(Extracted records)
********

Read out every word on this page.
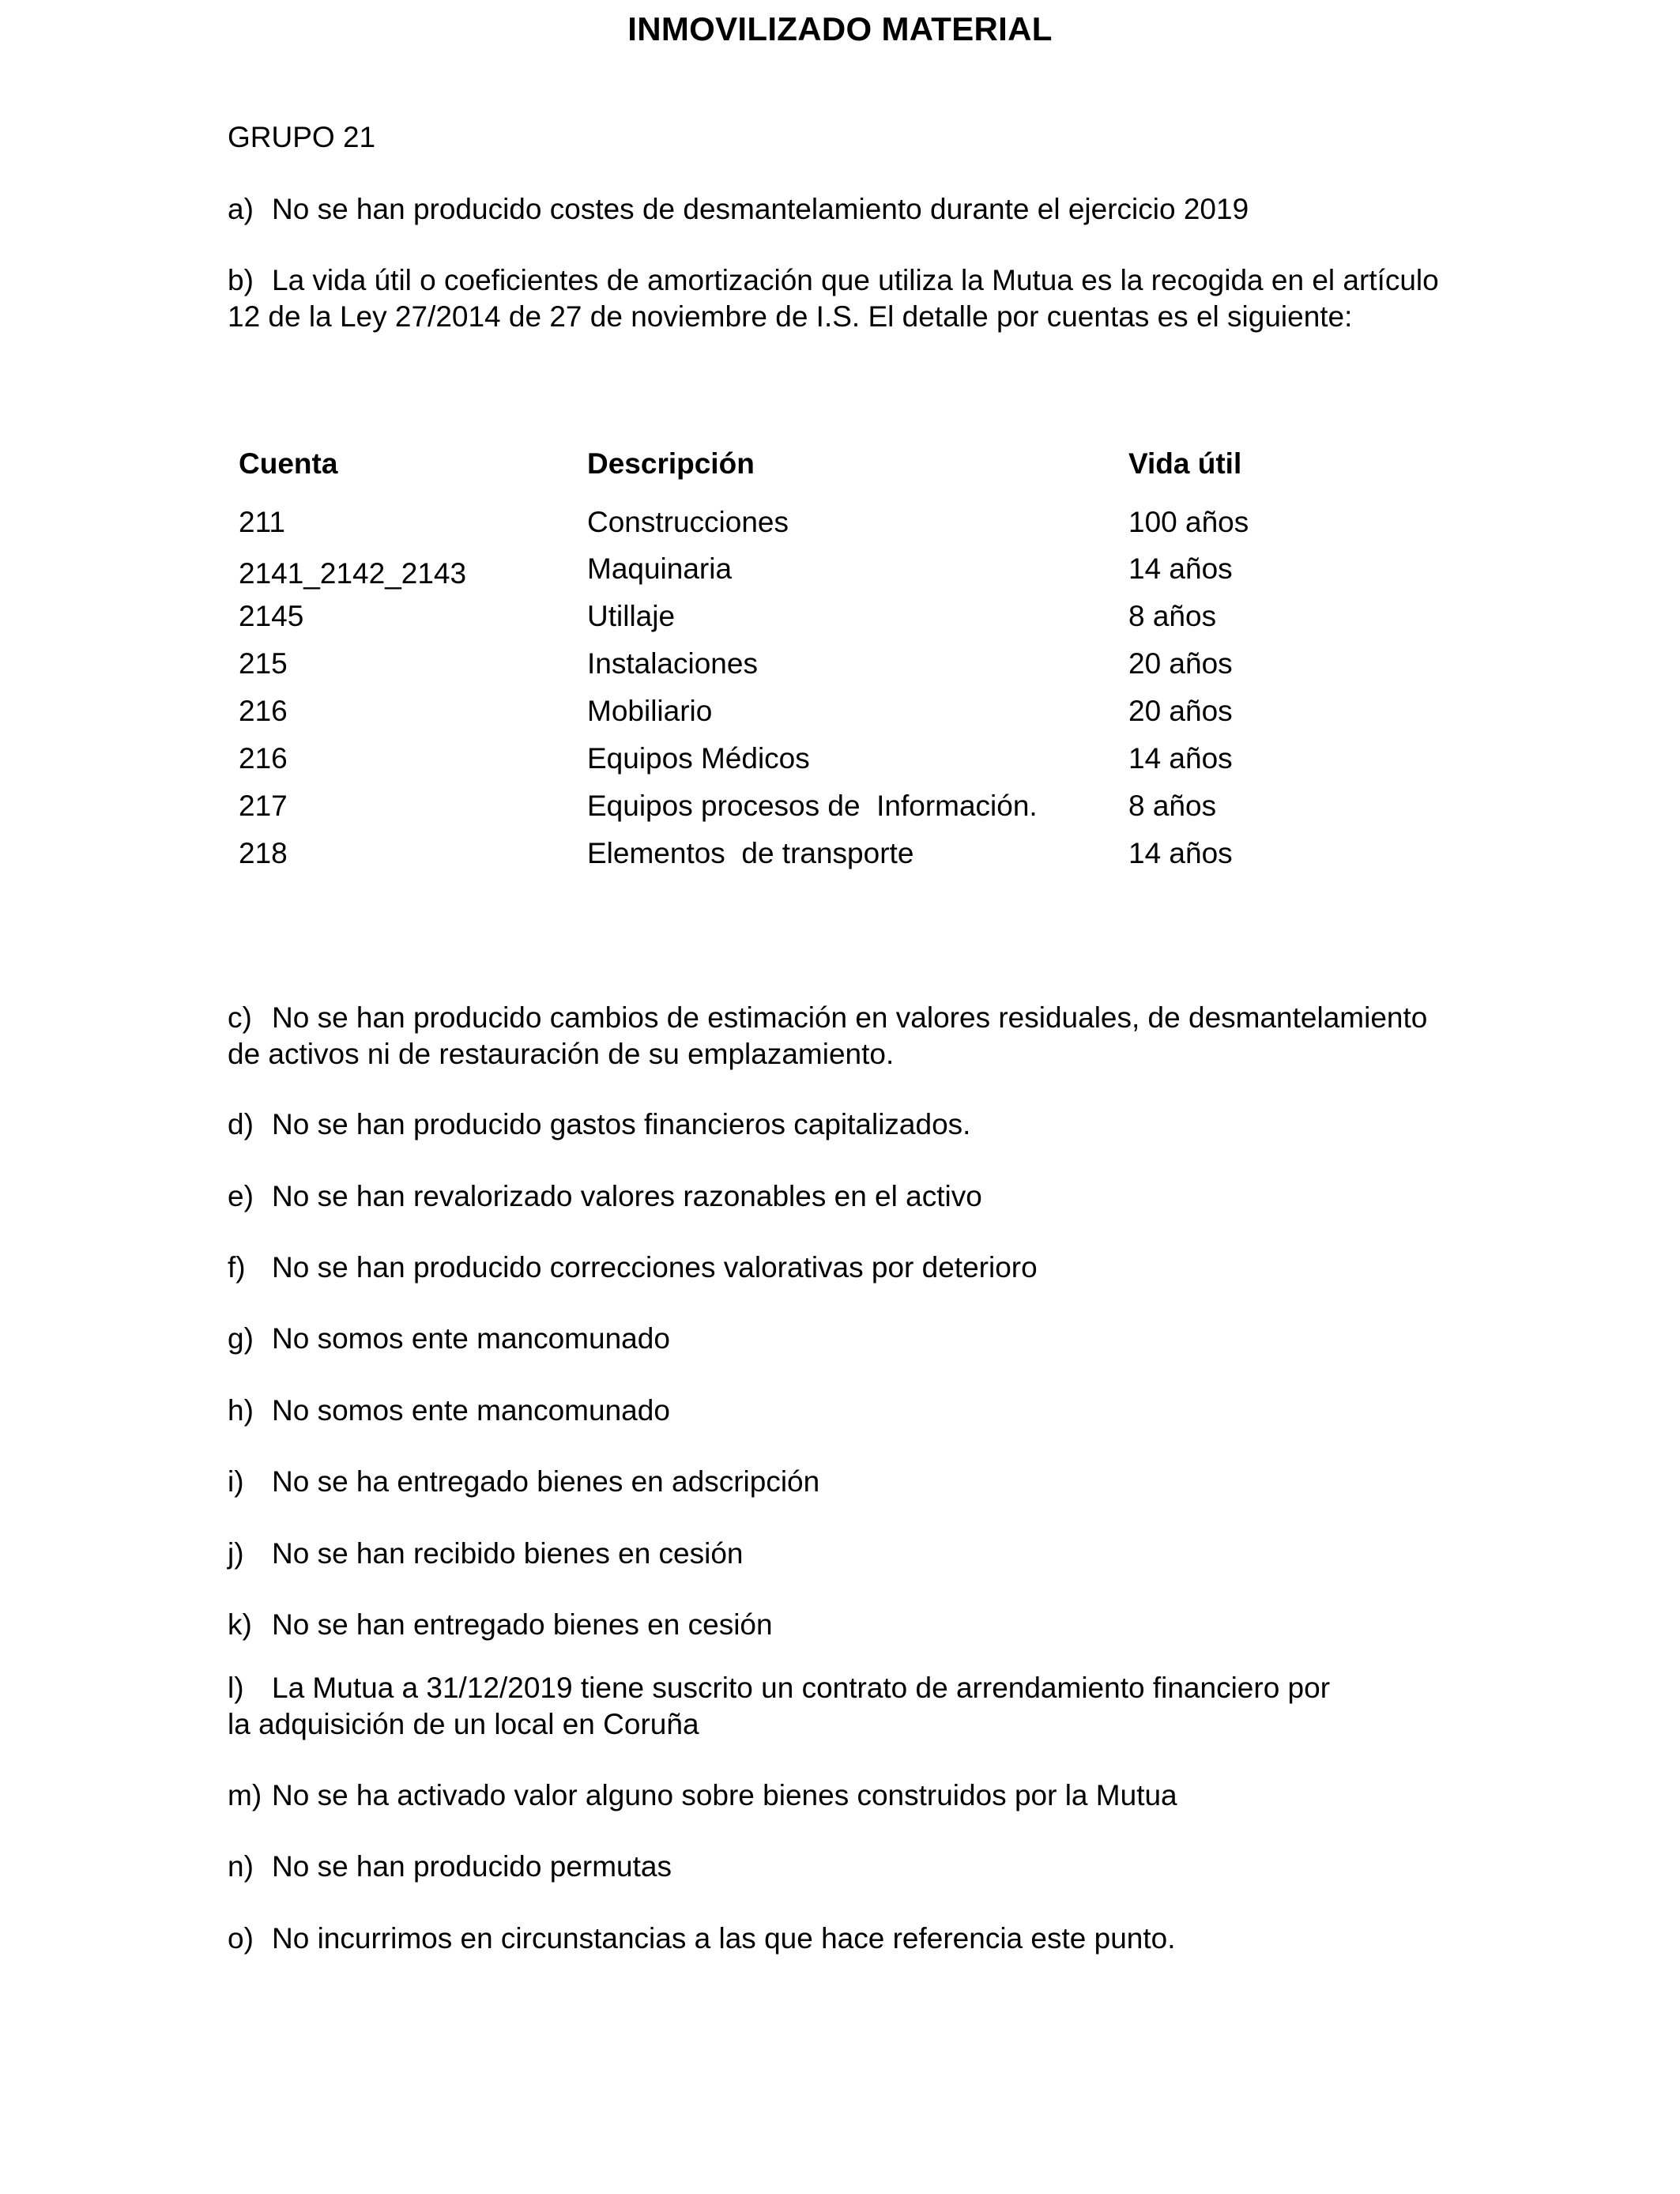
INMOVILIZADO MATERIAL
GRUPO 21
a) No se han producido costes de desmantelamiento durante el ejercicio 2019
b) La vida útil o coeficientes de amortización que utiliza la Mutua es la recogida en el artículo
12 de la Ley 27/2014 de 27 de noviembre de I.S. El detalle por cuentas es el siguiente:
Cuenta	Descripción	Vida útil
211	Construcciones	100 años
2141_2142_2143	Maquinaria	14 años
2145	Utillaje	8 años
215	Instalaciones	20 años
216	Mobiliario	20 años
216	Equipos Médicos	14 años
217	Equipos procesos de  Información.	8 años
218	Elementos  de transporte	14 años
c) No se han producido cambios de estimación en valores residuales, de desmantelamiento
de activos ni de restauración de su emplazamiento.
d) No se han producido gastos financieros capitalizados.
e) No se han revalorizado valores razonables en el activo
f) No se han producido correcciones valorativas por deterioro
g) No somos ente mancomunado
h) No somos ente mancomunado
i) No se ha entregado bienes en adscripción
j) No se han recibido bienes en cesión
k) No se han entregado bienes en cesión
l) La Mutua a 31/12/2019 tiene suscrito un contrato de arrendamiento financiero por
la adquisición de un local en Coruña
m) No se ha activado valor alguno sobre bienes construidos por la Mutua
n) No se han producido permutas
o) No incurrimos en circunstancias a las que hace referencia este punto.
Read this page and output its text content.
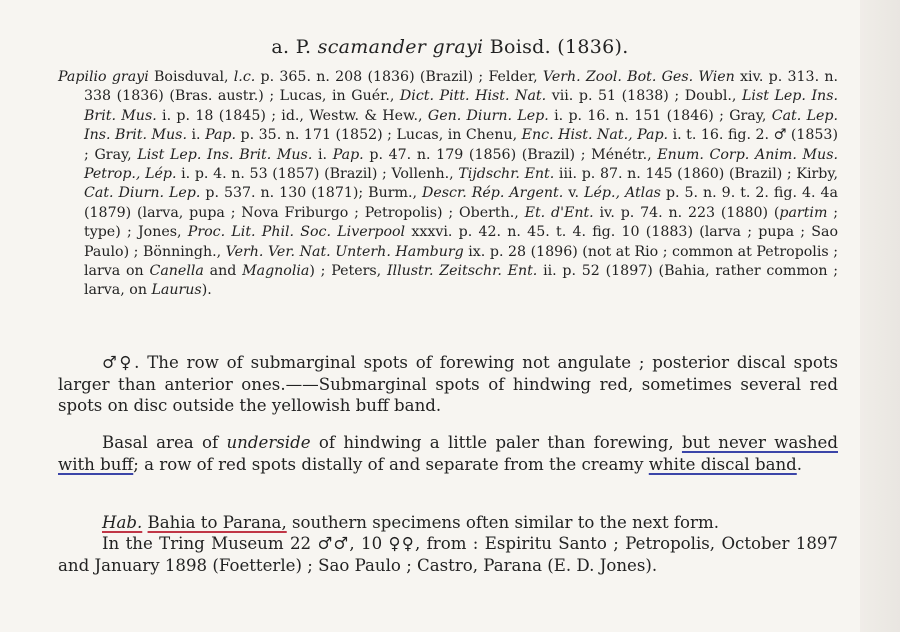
a. P. scamander grayi Boisd. (1836).
Papilio grayi Boisduval, l.c. p. 365. n. 208 (1836) (Brazil) ; Felder, Verh. Zool. Bot. Ges. Wien xiv. p. 313. n. 338 (1836) (Bras. austr.) ; Lucas, in Guér., Dict. Pitt. Hist. Nat. vii. p. 51 (1838) ; Doubl., List Lep. Ins. Brit. Mus. i. p. 18 (1845) ; id., Westw. & Hew., Gen. Diurn. Lep. i. p. 16. n. 151 (1846) ; Gray, Cat. Lep. Ins. Brit. Mus. i. Pap. p. 35. n. 171 (1852) ; Lucas, in Chenu, Enc. Hist. Nat., Pap. i. t. 16. fig. 2. ♂ (1853) ; Gray, List Lep. Ins. Brit. Mus. i. Pap. p. 47. n. 179 (1856) (Brazil) ; Ménétr., Enum. Corp. Anim. Mus. Petrop., Lép. i. p. 4. n. 53 (1857) (Brazil) ; Vollenh., Tijdschr. Ent. iii. p. 87. n. 145 (1860) (Brazil) ; Kirby, Cat. Diurn. Lep. p. 537. n. 130 (1871); Burm., Descr. Rép. Argent. v. Lép., Atlas p. 5. n. 9. t. 2. fig. 4. 4a (1879) (larva, pupa ; Nova Friburgo ; Petropolis) ; Oberth., Et. d'Ent. iv. p. 74. n. 223 (1880) (partim ; type) ; Jones, Proc. Lit. Phil. Soc. Liverpool xxxvi. p. 42. n. 45. t. 4. fig. 10 (1883) (larva ; pupa ; Sao Paulo) ; Bönningh., Verh. Ver. Nat. Unterh. Hamburg ix. p. 28 (1896) (not at Rio ; common at Petropolis ; larva on Canella and Magnolia) ; Peters, Illustr. Zeitschr. Ent. ii. p. 52 (1897) (Bahia, rather common ; larva, on Laurus).
♂♀. The row of submarginal spots of forewing not angulate ; posterior discal spots larger than anterior ones.——Submarginal spots of hindwing red, sometimes several red spots on disc outside the yellowish buff band.
Basal area of underside of hindwing a little paler than forewing, but never washed with buff; a row of red spots distally of and separate from the creamy white discal band.
Hab. Bahia to Parana, southern specimens often similar to the next form.
In the Tring Museum 22 ♂♂, 10 ♀♀, from : Espiritu Santo ; Petropolis, October 1897 and January 1898 (Foetterle) ; Sao Paulo ; Castro, Parana (E. D. Jones).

********

Gather all lines where the word "this" appears.

Read out every word on this page.
Read this page and output its text content.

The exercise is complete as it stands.